▸ Instruction
Search the listing for the string "Credit" and copy every line that contains it.

>> start

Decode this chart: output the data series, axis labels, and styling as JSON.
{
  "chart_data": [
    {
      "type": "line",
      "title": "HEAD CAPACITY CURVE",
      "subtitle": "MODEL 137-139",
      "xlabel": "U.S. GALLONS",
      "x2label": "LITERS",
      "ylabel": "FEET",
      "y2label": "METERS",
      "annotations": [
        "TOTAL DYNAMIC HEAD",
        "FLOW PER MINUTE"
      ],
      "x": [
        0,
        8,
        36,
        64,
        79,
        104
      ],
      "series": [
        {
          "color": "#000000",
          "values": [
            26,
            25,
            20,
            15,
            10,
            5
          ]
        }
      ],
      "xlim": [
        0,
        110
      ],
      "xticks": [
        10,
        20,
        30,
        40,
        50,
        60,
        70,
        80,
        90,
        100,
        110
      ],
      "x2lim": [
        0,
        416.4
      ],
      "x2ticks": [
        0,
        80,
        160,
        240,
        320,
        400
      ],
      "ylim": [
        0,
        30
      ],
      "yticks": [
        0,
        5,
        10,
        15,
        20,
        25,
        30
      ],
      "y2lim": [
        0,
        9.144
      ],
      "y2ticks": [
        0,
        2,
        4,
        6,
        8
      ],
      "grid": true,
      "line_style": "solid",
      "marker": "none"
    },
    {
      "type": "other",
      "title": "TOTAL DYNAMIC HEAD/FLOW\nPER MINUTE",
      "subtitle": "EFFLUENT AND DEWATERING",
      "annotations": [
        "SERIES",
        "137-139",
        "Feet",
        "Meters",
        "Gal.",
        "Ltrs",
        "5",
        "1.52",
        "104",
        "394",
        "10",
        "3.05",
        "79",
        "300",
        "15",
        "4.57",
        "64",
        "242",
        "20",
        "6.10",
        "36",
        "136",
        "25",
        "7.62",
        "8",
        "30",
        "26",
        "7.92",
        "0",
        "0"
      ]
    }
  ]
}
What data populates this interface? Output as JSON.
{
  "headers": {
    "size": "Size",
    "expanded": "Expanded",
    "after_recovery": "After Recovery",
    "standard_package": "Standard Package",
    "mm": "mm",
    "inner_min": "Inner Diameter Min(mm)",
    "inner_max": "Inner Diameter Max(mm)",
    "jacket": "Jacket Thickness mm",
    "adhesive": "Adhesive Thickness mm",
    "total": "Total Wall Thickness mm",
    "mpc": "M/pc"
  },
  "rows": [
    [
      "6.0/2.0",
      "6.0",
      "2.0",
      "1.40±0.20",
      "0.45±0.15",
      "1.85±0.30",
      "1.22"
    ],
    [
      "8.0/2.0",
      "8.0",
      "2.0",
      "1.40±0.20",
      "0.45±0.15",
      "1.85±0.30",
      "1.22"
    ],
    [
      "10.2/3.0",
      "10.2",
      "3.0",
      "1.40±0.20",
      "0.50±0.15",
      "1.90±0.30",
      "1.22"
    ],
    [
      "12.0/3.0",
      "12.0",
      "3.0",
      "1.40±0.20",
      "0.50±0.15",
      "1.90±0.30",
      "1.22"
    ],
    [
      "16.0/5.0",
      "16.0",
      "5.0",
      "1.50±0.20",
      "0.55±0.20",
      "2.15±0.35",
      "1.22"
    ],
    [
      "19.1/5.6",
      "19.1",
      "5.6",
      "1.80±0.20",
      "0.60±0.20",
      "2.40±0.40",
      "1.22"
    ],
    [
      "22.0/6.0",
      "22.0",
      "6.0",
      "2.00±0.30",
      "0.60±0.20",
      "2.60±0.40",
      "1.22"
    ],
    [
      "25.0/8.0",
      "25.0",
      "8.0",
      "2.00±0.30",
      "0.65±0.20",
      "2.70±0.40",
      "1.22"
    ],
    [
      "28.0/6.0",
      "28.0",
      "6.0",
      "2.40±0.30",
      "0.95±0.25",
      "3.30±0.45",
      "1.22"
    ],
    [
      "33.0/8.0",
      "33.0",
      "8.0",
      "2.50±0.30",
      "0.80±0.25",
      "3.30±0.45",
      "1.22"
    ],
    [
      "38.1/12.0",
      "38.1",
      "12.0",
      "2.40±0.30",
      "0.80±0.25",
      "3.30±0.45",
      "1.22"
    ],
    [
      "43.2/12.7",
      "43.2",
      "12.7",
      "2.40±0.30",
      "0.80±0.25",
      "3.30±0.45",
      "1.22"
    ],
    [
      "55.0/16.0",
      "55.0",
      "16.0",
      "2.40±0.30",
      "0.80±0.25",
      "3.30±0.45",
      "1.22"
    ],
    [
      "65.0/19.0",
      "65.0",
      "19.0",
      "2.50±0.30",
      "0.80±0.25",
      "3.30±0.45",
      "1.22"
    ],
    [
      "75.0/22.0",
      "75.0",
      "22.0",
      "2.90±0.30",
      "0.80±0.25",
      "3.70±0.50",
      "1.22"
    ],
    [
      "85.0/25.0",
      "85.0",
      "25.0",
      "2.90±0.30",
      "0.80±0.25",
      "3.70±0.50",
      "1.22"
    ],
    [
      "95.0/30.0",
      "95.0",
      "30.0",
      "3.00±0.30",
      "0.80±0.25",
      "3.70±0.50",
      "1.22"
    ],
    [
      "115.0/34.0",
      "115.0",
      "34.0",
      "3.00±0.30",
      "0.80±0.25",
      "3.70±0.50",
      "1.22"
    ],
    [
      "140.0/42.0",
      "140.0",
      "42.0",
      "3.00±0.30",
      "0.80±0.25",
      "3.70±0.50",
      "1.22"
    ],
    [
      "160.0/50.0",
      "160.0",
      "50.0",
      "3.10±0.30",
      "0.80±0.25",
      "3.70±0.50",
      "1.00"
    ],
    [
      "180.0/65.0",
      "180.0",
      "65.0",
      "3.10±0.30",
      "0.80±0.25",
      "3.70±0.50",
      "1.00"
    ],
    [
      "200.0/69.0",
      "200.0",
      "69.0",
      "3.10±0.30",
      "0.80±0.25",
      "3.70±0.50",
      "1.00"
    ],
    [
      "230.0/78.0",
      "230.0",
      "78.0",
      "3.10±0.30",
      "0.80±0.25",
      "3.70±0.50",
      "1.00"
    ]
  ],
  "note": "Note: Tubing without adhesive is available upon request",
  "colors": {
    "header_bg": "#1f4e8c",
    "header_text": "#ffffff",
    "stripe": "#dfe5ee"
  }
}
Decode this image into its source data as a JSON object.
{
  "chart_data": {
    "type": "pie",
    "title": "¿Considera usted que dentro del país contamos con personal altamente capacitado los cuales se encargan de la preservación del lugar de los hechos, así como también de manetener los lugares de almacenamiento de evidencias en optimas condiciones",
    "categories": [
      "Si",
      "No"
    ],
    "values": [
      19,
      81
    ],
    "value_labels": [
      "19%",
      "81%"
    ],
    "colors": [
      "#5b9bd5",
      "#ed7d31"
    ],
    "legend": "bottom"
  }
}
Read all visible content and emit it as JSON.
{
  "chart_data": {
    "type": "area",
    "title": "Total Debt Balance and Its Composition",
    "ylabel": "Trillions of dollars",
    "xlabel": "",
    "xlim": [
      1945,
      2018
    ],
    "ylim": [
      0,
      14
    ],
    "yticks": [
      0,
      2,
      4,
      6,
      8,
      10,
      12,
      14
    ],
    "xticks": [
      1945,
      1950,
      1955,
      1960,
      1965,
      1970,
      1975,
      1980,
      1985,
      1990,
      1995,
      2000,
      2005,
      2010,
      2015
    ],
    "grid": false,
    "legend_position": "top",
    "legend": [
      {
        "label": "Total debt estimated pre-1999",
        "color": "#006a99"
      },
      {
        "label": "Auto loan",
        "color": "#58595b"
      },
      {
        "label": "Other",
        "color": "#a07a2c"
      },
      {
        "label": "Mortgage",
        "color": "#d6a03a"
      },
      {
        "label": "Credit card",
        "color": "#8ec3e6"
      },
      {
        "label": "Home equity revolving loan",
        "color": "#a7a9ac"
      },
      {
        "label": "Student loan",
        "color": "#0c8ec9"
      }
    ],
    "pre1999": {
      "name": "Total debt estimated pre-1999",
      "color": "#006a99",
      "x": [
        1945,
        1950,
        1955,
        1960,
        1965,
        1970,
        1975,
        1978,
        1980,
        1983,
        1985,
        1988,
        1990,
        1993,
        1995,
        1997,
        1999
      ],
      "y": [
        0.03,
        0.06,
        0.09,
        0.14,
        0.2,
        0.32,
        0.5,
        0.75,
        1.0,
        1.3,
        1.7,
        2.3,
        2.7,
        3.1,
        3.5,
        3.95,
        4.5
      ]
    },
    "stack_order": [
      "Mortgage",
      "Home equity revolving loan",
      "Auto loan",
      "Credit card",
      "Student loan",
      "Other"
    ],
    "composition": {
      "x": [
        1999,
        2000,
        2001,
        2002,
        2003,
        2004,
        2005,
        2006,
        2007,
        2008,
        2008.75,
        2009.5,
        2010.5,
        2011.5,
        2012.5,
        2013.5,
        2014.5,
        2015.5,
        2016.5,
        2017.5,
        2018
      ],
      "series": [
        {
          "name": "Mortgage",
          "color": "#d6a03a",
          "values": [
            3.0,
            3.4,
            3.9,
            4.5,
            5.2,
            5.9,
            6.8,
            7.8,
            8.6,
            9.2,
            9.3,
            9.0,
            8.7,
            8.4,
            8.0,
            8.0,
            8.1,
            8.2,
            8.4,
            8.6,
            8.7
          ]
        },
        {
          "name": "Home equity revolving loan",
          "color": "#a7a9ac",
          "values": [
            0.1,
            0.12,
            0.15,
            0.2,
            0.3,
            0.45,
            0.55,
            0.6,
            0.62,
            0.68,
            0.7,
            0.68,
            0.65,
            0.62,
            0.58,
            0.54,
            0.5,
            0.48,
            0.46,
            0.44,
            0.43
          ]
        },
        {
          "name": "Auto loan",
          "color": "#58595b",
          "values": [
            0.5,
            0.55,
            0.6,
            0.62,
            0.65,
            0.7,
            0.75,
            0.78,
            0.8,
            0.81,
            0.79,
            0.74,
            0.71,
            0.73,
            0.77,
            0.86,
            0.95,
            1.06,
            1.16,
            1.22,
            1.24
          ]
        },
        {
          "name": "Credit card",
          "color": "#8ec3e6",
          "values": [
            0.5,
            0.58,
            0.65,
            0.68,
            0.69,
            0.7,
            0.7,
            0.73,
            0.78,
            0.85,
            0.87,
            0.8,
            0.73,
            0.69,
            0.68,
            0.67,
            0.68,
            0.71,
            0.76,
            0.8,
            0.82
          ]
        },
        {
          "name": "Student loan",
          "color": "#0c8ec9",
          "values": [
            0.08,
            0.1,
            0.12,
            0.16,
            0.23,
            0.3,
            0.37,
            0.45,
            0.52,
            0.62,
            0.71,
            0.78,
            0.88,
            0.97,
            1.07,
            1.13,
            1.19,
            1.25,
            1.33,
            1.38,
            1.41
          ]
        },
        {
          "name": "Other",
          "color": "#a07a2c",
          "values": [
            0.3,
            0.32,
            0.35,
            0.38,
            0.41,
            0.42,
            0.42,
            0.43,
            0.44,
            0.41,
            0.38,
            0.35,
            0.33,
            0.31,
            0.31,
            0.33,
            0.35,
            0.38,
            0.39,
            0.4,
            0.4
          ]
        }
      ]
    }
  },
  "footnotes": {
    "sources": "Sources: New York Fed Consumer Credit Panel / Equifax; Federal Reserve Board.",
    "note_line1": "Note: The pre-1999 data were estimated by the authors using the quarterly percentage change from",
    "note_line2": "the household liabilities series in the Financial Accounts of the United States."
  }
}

>> end

▸ Exercise response
        "label": "Credit card",
      "Credit card",
          "name": "Credit card",
    "sources": "Sources: New York Fed Consumer Credit Panel / Equifax; Federal Reserve Board.",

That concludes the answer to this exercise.